▸ **THE TASK**
Lines containing the word "name" are the ones to copy from the records below.
--- begin INFORMATION GIVEN ---
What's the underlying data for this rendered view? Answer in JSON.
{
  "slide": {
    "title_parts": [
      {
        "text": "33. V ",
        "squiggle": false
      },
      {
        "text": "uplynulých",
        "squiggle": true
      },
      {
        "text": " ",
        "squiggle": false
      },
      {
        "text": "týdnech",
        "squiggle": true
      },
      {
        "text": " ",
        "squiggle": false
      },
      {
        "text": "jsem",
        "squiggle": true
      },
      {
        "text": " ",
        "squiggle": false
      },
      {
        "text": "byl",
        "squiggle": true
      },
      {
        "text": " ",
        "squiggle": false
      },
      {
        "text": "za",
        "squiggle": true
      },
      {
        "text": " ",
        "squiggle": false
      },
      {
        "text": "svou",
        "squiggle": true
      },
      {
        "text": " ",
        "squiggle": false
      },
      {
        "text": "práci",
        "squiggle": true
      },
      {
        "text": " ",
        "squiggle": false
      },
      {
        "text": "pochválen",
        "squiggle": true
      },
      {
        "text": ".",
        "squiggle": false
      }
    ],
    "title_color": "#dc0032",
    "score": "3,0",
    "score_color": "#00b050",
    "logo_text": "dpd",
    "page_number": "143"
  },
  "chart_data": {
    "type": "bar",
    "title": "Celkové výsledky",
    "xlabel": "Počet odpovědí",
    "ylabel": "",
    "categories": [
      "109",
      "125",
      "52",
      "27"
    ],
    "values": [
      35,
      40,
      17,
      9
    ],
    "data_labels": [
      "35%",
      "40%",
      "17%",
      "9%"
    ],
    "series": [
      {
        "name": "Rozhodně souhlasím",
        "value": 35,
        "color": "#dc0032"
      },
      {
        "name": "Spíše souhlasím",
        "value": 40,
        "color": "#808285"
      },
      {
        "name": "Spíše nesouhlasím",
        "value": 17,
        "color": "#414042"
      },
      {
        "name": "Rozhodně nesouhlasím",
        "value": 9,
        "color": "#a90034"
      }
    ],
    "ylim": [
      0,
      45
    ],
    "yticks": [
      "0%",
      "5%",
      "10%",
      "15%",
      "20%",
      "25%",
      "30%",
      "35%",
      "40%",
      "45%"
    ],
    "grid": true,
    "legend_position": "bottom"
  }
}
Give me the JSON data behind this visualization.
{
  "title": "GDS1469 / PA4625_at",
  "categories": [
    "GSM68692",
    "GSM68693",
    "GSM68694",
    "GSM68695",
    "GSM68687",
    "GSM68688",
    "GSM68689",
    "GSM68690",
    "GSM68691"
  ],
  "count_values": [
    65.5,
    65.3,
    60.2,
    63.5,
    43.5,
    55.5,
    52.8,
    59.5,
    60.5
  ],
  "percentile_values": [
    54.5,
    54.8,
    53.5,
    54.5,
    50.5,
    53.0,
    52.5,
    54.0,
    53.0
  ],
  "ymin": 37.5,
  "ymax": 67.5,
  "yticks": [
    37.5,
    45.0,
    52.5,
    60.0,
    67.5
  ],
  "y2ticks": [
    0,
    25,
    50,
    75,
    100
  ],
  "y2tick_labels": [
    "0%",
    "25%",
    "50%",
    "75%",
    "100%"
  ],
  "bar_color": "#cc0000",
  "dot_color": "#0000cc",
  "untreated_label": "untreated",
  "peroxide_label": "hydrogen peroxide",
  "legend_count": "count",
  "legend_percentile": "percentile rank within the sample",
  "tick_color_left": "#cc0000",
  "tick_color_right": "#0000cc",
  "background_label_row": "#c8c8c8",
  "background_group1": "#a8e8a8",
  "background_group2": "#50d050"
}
--- end INFORMATION GIVEN ---
▸ **OUTPUT OF THE EXERCISE**
        "name": "Rozhodně souhlasím",
        "name": "Spíše souhlasím",
        "name": "Spíše nesouhlasím",
        "name": "Rozhodně nesouhlasím",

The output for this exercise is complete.